• _Data entries_
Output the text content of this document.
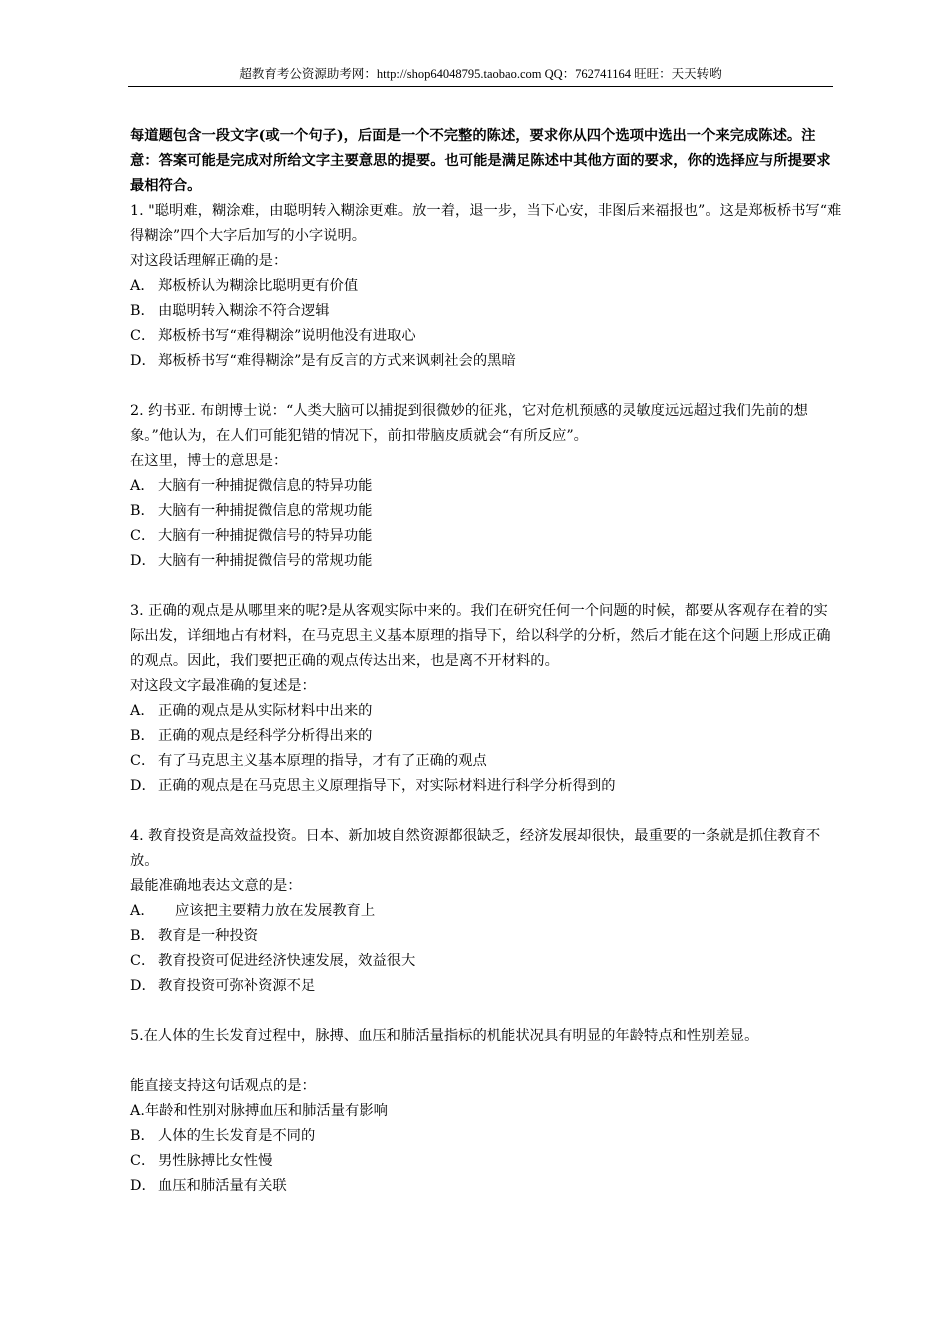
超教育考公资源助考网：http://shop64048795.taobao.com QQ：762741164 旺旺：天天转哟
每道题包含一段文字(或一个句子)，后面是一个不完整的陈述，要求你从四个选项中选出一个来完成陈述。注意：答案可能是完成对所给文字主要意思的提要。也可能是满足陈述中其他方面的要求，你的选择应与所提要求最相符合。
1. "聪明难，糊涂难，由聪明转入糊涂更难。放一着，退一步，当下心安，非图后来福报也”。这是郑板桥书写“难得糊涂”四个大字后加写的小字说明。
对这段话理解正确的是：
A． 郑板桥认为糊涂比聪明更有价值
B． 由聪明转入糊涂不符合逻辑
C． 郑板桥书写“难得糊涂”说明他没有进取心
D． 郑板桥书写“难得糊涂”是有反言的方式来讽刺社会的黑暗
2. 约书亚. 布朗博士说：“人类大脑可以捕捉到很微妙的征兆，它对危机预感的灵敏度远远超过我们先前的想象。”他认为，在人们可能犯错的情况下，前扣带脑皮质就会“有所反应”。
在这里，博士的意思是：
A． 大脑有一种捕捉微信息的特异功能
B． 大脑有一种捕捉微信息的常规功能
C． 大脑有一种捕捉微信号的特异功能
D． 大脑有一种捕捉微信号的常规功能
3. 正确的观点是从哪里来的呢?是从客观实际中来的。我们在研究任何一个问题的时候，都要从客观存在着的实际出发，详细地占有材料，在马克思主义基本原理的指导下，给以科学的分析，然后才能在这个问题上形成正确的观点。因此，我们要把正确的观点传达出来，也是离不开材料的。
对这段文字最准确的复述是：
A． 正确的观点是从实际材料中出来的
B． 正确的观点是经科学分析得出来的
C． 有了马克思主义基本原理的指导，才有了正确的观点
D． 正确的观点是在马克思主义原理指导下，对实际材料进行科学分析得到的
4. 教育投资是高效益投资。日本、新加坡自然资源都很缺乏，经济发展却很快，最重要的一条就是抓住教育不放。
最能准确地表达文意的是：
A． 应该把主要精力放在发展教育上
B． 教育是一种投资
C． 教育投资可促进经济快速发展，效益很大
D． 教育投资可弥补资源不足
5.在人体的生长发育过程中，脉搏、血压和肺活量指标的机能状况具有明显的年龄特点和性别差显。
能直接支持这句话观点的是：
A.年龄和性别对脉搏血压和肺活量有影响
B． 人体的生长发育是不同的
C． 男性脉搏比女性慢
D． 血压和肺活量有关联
---
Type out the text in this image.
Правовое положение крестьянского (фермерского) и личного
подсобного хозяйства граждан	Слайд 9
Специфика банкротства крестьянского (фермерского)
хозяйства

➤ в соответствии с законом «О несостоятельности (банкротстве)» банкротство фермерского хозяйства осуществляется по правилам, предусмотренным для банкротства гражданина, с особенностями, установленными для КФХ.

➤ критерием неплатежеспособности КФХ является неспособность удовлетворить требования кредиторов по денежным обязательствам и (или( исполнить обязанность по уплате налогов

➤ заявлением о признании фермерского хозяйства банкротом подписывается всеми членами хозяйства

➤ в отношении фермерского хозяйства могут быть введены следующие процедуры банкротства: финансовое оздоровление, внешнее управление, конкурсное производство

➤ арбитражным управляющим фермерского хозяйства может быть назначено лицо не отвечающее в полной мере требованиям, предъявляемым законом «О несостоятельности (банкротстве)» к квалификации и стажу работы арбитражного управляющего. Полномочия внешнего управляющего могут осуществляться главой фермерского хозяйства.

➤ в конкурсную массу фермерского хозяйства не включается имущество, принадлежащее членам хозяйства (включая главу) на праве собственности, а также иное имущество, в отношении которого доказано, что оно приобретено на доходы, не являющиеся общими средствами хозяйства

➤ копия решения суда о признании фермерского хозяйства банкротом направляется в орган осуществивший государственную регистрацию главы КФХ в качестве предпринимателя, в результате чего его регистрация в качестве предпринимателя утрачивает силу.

• _Problem details_
Where a line in the entries holds "быть", copy that line.

• _Answer in full_
➤ в отношении фермерского хозяйства могут быть введены следующие процедуры банкротства: финансовое оздоровление, внешнее управление, конкурсное производство
➤ арбитражным управляющим фермерского хозяйства может быть назначено лицо не отвечающее в полной мере требованиям, предъявляемым законом «О несостоятельности (банкротстве)» к квалификации и стажу работы арбитражного управляющего. Полномочия внешнего управляющего могут осуществляться главой фермерского хозяйства.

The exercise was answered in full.